> **AIM OF THE EXERCISE**
Provide the data again in its entirety, exactly as given.

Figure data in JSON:
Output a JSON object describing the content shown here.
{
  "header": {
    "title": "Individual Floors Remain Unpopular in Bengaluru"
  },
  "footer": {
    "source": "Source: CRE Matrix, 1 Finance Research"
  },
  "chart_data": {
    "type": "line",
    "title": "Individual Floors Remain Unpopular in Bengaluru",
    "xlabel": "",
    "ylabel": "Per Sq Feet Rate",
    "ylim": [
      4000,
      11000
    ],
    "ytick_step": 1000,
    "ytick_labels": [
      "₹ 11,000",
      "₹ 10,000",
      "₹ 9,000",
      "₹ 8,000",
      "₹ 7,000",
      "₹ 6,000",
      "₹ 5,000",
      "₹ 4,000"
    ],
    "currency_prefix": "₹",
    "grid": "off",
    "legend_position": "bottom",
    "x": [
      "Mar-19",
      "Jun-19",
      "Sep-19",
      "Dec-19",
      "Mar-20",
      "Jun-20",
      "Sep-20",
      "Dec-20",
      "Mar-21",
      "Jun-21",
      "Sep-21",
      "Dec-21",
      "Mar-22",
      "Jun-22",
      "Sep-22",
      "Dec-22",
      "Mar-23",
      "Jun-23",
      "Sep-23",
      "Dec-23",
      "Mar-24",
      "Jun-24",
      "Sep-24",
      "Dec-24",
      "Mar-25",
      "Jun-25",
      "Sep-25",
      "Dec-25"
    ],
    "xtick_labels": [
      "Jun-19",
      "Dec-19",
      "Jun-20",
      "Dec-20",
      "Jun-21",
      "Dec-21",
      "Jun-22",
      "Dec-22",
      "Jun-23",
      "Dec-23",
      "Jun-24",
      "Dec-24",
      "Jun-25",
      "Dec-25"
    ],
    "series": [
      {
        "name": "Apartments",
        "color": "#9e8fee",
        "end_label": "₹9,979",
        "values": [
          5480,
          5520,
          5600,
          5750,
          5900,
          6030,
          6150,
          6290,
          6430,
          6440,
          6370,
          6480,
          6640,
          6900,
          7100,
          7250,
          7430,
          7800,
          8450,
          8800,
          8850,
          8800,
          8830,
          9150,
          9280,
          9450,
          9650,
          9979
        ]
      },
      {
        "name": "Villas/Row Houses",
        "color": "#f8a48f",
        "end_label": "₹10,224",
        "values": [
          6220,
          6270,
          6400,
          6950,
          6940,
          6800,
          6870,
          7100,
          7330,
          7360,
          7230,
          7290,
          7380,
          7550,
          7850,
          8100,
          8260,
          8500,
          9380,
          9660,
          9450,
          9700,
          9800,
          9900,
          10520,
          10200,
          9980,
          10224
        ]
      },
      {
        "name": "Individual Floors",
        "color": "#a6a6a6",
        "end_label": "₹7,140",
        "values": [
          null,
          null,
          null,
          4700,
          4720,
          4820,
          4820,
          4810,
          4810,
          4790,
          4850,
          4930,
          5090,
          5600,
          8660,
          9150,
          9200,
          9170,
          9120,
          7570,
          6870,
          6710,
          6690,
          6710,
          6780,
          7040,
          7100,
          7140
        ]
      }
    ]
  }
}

> **OUTPUT FOR THIS EXERCISE**
Output a JSON object describing the content shown here.
{
  "header": {
    "title": "Individual Floors Remain Unpopular in Bengaluru"
  },
  "footer": {
    "source": "Source: CRE Matrix, 1 Finance Research"
  },
  "chart_data": {
    "type": "line",
    "title": "Individual Floors Remain Unpopular in Bengaluru",
    "xlabel": "",
    "ylabel": "Per Sq Feet Rate",
    "ylim": [
      4000,
      11000
    ],
    "ytick_step": 1000,
    "ytick_labels": [
      "₹ 11,000",
      "₹ 10,000",
      "₹ 9,000",
      "₹ 8,000",
      "₹ 7,000",
      "₹ 6,000",
      "₹ 5,000",
      "₹ 4,000"
    ],
    "currency_prefix": "₹",
    "grid": "off",
    "legend_position": "bottom",
    "x": [
      "Mar-19",
      "Jun-19",
      "Sep-19",
      "Dec-19",
      "Mar-20",
      "Jun-20",
      "Sep-20",
      "Dec-20",
      "Mar-21",
      "Jun-21",
      "Sep-21",
      "Dec-21",
      "Mar-22",
      "Jun-22",
      "Sep-22",
      "Dec-22",
      "Mar-23",
      "Jun-23",
      "Sep-23",
      "Dec-23",
      "Mar-24",
      "Jun-24",
      "Sep-24",
      "Dec-24",
      "Mar-25",
      "Jun-25",
      "Sep-25",
      "Dec-25"
    ],
    "xtick_labels": [
      "Jun-19",
      "Dec-19",
      "Jun-20",
      "Dec-20",
      "Jun-21",
      "Dec-21",
      "Jun-22",
      "Dec-22",
      "Jun-23",
      "Dec-23",
      "Jun-24",
      "Dec-24",
      "Jun-25",
      "Dec-25"
    ],
    "series": [
      {
        "name": "Apartments",
        "color": "#9e8fee",
        "end_label": "₹9,979",
        "values": [
          5480,
          5520,
          5600,
          5750,
          5900,
          6030,
          6150,
          6290,
          6430,
          6440,
          6370,
          6480,
          6640,
          6900,
          7100,
          7250,
          7430,
          7800,
          8450,
          8800,
          8850,
          8800,
          8830,
          9150,
          9280,
          9450,
          9650,
          9979
        ]
      },
      {
        "name": "Villas/Row Houses",
        "color": "#f8a48f",
        "end_label": "₹10,224",
        "values": [
          6220,
          6270,
          6400,
          6950,
          6940,
          6800,
          6870,
          7100,
          7330,
          7360,
          7230,
          7290,
          7380,
          7550,
          7850,
          8100,
          8260,
          8500,
          9380,
          9660,
          9450,
          9700,
          9800,
          9900,
          10520,
          10200,
          9980,
          10224
        ]
      },
      {
        "name": "Individual Floors",
        "color": "#a6a6a6",
        "end_label": "₹7,140",
        "values": [
          null,
          null,
          null,
          4700,
          4720,
          4820,
          4820,
          4810,
          4810,
          4790,
          4850,
          4930,
          5090,
          5600,
          8660,
          9150,
          9200,
          9170,
          9120,
          7570,
          6870,
          6710,
          6690,
          6710,
          6780,
          7040,
          7100,
          7140
        ]
      }
    ]
  }
}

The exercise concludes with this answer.